In today's sluggish economy with the added likelihood of budget cuts and layoffs, ample opportunities exist for high stress levels to develop. An American Psychological Association (APA) survey finds that more than one third of workers feel tense or stressed out.
Stressed workers call in sick more often than those who are not. When they are on the job, they are more likely to be fatigued. This increases the likelihood for costly mistakes and injuries. According to the American Institute of Stress, stress-related conditions and behaviors cost employers $300 billion every year.
Employers can reduce workplace stress by:
- Ensuring that workloads are in line with workers’ capabilities and resources
- Designing jobs to provide meaning and stimulation
- Clearly defining workers’ roles and responsibilities
- Giving workers opportunities to participate in decisions and actions affecting their jobs
- Improving communication
- Providing opportunities for social interaction
Employees can reduce workplace stress by:
- Recognizing when they don't have control, and letting it go
- Focusing on what makes them feel calm and in control
- Setting realistic goals
- Seeing if they have access to a Member Assistance Program (MAP)
Stress can't always be avoided, but it doesn't have to control your life. Make time to unwind: take a walk, read, visit a friend. Also get enough sleep, exercise regularly, reduce caffeine and sugar and eat a healthy diet.
On and off the job, you will be more productive and you will feel better.
======
## SET OF TASKS
(1) Transcribe the workplace stress passage from "Stress can't always" up to and including "will feel better.".
(2) Restate word for word the entries from the first line up to and including the line with "model-curve-3 xyxy=(250,163,760,611)".
======
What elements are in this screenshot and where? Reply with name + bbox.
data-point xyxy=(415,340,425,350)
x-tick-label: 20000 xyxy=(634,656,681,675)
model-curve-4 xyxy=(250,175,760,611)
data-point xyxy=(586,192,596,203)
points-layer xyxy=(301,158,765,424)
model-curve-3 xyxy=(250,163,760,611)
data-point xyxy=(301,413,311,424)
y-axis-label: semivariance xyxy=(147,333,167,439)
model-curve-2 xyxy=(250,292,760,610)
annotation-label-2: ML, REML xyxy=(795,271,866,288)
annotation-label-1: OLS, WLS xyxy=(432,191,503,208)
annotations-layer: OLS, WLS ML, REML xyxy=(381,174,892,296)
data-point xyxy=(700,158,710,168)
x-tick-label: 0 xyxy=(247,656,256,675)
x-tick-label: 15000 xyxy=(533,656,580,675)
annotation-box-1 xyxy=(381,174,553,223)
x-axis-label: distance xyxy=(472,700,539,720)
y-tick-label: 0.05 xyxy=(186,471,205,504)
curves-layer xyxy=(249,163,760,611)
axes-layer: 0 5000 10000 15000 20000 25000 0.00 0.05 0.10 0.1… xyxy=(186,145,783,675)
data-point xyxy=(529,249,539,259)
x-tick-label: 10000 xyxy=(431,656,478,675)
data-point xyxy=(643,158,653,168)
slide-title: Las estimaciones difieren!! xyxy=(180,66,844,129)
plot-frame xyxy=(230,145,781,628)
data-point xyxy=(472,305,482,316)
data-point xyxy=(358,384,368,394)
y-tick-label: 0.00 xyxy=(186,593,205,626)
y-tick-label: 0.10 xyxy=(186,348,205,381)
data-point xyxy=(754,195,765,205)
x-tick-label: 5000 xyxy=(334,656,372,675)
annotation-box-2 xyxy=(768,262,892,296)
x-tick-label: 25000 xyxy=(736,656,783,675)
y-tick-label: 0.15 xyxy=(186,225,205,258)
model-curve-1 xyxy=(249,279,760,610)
======
## SOLUTIONS TO EACH TASK
(1)
Stress can't always be avoided, but it doesn't have to control your life. Make time to unwind: take a walk, read, visit a friend. Also get enough sleep, exercise regularly, reduce caffeine and sugar and eat a healthy diet.
On and off the job, you will be more productive and you will feel better.

(2)
What elements are in this screenshot and where? Reply with name + bbox.
data-point xyxy=(415,340,425,350)
x-tick-label: 20000 xyxy=(634,656,681,675)
model-curve-4 xyxy=(250,175,760,611)
data-point xyxy=(586,192,596,203)
points-layer xyxy=(301,158,765,424)
model-curve-3 xyxy=(250,163,760,611)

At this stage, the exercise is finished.